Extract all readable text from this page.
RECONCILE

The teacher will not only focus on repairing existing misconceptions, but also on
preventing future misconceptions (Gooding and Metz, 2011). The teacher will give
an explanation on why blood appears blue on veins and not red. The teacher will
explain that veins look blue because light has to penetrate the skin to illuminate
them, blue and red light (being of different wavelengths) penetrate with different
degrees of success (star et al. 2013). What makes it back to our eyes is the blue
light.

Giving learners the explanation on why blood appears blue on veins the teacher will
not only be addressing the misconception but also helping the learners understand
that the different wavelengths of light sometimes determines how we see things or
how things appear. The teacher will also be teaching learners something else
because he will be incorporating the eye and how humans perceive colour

(PROMPT)
Gather all lines from the records above in which "teacher" appears.

(SOLUTION TO THE EXERCISE)
The teacher will not only focus on repairing existing misconceptions, but also on
preventing future misconceptions (Gooding and Metz, 2011). The teacher will give
an explanation on why blood appears blue on veins and not red. The teacher will
Giving learners the explanation on why blood appears blue on veins the teacher will
how things appear. The teacher will also be teaching learners something else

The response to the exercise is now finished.